What the exercise asks ▸ Repeat every line below exactly as it reads.

==== Source material

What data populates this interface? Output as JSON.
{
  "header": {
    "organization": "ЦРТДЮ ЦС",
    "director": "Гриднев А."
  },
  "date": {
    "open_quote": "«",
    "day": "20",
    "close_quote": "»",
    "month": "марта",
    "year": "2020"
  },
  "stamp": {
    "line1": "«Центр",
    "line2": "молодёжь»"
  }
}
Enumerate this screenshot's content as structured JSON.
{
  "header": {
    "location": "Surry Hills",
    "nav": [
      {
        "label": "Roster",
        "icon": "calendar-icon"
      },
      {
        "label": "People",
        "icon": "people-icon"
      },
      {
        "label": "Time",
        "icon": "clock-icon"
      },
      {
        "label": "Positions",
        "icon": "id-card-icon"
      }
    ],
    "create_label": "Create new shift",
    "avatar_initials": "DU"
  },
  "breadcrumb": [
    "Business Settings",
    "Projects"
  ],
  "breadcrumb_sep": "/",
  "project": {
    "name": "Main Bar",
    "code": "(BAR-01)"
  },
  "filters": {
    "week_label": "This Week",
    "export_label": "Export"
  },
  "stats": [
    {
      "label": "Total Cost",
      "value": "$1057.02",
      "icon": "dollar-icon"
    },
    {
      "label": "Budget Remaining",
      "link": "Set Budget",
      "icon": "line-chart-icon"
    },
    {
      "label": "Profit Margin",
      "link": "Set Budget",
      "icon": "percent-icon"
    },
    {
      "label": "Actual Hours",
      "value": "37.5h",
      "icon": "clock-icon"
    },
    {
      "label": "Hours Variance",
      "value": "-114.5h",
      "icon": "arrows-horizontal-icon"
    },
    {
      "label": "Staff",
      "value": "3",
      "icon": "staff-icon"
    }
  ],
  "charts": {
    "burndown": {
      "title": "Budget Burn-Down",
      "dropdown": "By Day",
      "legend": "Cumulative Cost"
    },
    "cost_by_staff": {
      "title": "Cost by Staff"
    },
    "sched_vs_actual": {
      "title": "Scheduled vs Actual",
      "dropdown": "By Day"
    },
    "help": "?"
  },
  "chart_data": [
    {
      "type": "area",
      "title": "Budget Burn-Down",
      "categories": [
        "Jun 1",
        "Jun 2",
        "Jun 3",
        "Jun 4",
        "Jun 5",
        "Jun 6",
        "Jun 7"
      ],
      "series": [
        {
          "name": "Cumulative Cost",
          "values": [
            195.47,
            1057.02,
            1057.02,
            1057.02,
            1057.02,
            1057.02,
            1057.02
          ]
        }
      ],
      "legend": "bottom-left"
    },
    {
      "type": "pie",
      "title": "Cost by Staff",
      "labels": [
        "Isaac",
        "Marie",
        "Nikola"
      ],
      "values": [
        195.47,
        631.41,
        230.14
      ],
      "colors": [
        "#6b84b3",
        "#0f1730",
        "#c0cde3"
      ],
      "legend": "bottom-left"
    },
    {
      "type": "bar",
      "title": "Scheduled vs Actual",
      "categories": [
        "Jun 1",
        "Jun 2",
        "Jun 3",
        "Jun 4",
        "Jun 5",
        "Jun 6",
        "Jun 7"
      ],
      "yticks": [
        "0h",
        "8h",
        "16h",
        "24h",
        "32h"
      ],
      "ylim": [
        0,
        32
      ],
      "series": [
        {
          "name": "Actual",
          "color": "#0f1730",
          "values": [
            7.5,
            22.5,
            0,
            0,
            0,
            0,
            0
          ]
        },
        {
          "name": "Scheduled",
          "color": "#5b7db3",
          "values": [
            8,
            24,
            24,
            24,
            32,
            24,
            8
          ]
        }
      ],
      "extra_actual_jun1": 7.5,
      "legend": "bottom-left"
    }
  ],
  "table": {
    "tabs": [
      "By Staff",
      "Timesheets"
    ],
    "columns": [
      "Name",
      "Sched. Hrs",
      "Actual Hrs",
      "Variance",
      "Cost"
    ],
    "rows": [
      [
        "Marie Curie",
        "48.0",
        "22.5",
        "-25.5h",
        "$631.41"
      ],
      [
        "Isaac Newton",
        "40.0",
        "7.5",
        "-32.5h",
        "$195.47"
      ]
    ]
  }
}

========

Output of the exercise ▸
What data populates this interface? Output as JSON.
{
  "header": {
    "organization": "ЦРТДЮ ЦС",
    "director": "Гриднев А."
  },
  "date": {
    "open_quote": "«",
    "day": "20",
    "close_quote": "»",
    "month": "марта",
    "year": "2020"
  },
  "stamp": {
    "line1": "«Центр",
    "line2": "молодёжь»"
  }
}
Enumerate this screenshot's content as structured JSON.
{
  "header": {
    "location": "Surry Hills",
    "nav": [
      {
        "label": "Roster",
        "icon": "calendar-icon"
      },
      {
        "label": "People",
        "icon": "people-icon"
      },
      {
        "label": "Time",
        "icon": "clock-icon"
      },
      {
        "label": "Positions",
        "icon": "id-card-icon"
      }
    ],
    "create_label": "Create new shift",
    "avatar_initials": "DU"
  },
  "breadcrumb": [
    "Business Settings",
    "Projects"
  ],
  "breadcrumb_sep": "/",
  "project": {
    "name": "Main Bar",
    "code": "(BAR-01)"
  },
  "filters": {
    "week_label": "This Week",
    "export_label": "Export"
  },
  "stats": [
    {
      "label": "Total Cost",
      "value": "$1057.02",
      "icon": "dollar-icon"
    },
    {
      "label": "Budget Remaining",
      "link": "Set Budget",
      "icon": "line-chart-icon"
    },
    {
      "label": "Profit Margin",
      "link": "Set Budget",
      "icon": "percent-icon"
    },
    {
      "label": "Actual Hours",
      "value": "37.5h",
      "icon": "clock-icon"
    },
    {
      "label": "Hours Variance",
      "value": "-114.5h",
      "icon": "arrows-horizontal-icon"
    },
    {
      "label": "Staff",
      "value": "3",
      "icon": "staff-icon"
    }
  ],
  "charts": {
    "burndown": {
      "title": "Budget Burn-Down",
      "dropdown": "By Day",
      "legend": "Cumulative Cost"
    },
    "cost_by_staff": {
      "title": "Cost by Staff"
    },
    "sched_vs_actual": {
      "title": "Scheduled vs Actual",
      "dropdown": "By Day"
    },
    "help": "?"
  },
  "chart_data": [
    {
      "type": "area",
      "title": "Budget Burn-Down",
      "categories": [
        "Jun 1",
        "Jun 2",
        "Jun 3",
        "Jun 4",
        "Jun 5",
        "Jun 6",
        "Jun 7"
      ],
      "series": [
        {
          "name": "Cumulative Cost",
          "values": [
            195.47,
            1057.02,
            1057.02,
            1057.02,
            1057.02,
            1057.02,
            1057.02
          ]
        }
      ],
      "legend": "bottom-left"
    },
    {
      "type": "pie",
      "title": "Cost by Staff",
      "labels": [
        "Isaac",
        "Marie",
        "Nikola"
      ],
      "values": [
        195.47,
        631.41,
        230.14
      ],
      "colors": [
        "#6b84b3",
        "#0f1730",
        "#c0cde3"
      ],
      "legend": "bottom-left"
    },
    {
      "type": "bar",
      "title": "Scheduled vs Actual",
      "categories": [
        "Jun 1",
        "Jun 2",
        "Jun 3",
        "Jun 4",
        "Jun 5",
        "Jun 6",
        "Jun 7"
      ],
      "yticks": [
        "0h",
        "8h",
        "16h",
        "24h",
        "32h"
      ],
      "ylim": [
        0,
        32
      ],
      "series": [
        {
          "name": "Actual",
          "color": "#0f1730",
          "values": [
            7.5,
            22.5,
            0,
            0,
            0,
            0,
            0
          ]
        },
        {
          "name": "Scheduled",
          "color": "#5b7db3",
          "values": [
            8,
            24,
            24,
            24,
            32,
            24,
            8
          ]
        }
      ],
      "extra_actual_jun1": 7.5,
      "legend": "bottom-left"
    }
  ],
  "table": {
    "tabs": [
      "By Staff",
      "Timesheets"
    ],
    "columns": [
      "Name",
      "Sched. Hrs",
      "Actual Hrs",
      "Variance",
      "Cost"
    ],
    "rows": [
      [
        "Marie Curie",
        "48.0",
        "22.5",
        "-25.5h",
        "$631.41"
      ],
      [
        "Isaac Newton",
        "40.0",
        "7.5",
        "-32.5h",
        "$195.47"
      ]
    ]
  }
}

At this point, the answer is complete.